• Goal: Below are records; work out how many of their lines contain "value" and give only that number.

• Record set:
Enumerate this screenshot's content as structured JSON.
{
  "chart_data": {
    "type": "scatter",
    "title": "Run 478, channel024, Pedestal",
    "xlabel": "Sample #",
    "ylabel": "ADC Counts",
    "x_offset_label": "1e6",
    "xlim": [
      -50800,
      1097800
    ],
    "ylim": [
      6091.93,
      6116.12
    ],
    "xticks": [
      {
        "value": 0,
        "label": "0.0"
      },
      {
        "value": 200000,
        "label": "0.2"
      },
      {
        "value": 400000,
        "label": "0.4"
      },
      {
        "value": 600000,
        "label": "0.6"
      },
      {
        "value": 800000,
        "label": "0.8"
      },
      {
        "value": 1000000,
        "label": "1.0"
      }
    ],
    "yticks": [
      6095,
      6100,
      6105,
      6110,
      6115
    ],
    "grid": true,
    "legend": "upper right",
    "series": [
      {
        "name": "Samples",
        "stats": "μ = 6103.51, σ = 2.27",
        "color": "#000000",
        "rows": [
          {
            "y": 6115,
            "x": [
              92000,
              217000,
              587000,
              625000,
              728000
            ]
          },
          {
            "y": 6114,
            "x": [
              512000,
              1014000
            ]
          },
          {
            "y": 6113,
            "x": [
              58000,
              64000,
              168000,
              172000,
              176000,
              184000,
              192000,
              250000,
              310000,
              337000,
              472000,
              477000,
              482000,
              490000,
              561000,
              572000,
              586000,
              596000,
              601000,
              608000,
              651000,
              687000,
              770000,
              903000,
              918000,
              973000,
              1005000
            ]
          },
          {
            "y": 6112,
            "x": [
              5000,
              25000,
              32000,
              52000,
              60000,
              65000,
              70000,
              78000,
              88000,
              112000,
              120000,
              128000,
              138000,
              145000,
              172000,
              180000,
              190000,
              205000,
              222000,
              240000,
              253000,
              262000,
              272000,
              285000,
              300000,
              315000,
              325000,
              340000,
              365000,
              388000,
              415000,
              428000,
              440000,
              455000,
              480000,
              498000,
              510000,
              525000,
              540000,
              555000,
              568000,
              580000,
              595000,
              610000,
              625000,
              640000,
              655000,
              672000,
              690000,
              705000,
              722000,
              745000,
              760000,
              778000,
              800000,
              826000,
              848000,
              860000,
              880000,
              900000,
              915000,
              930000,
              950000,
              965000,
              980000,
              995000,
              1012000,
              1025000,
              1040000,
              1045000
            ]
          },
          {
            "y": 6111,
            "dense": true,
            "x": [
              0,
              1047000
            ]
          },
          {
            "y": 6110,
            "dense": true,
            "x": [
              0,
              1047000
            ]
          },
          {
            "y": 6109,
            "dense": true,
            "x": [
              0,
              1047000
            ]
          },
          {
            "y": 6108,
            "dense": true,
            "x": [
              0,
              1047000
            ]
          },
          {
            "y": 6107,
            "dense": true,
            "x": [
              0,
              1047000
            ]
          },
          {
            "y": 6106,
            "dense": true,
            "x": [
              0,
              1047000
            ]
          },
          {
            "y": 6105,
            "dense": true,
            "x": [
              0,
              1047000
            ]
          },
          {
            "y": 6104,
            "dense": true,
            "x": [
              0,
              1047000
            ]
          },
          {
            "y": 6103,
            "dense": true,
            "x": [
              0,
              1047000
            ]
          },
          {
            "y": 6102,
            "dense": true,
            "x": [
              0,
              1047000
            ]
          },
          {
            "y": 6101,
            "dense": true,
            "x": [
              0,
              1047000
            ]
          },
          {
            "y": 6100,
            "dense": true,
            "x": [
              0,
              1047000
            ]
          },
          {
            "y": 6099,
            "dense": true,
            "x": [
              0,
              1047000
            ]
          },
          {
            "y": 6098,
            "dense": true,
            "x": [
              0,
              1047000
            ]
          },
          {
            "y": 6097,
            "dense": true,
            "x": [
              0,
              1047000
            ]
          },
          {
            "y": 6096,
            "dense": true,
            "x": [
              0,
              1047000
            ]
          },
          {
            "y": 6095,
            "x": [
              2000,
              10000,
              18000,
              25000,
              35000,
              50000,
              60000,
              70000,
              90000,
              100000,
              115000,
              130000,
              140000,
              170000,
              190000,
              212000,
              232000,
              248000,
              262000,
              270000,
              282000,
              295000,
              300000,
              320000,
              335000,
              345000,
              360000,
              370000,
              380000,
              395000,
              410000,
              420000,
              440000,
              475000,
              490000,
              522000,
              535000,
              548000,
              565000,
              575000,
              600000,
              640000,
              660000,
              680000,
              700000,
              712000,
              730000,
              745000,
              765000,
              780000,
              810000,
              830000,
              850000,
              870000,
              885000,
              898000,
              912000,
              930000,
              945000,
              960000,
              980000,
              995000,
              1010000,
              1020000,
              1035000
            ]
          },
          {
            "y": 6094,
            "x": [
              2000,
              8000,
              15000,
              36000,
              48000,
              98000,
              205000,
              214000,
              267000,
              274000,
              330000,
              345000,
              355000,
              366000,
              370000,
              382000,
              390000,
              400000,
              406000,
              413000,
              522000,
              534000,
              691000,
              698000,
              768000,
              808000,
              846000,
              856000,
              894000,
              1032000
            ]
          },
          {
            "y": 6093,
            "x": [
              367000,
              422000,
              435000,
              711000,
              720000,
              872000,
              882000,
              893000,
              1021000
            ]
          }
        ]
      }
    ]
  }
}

• Finished answer: 6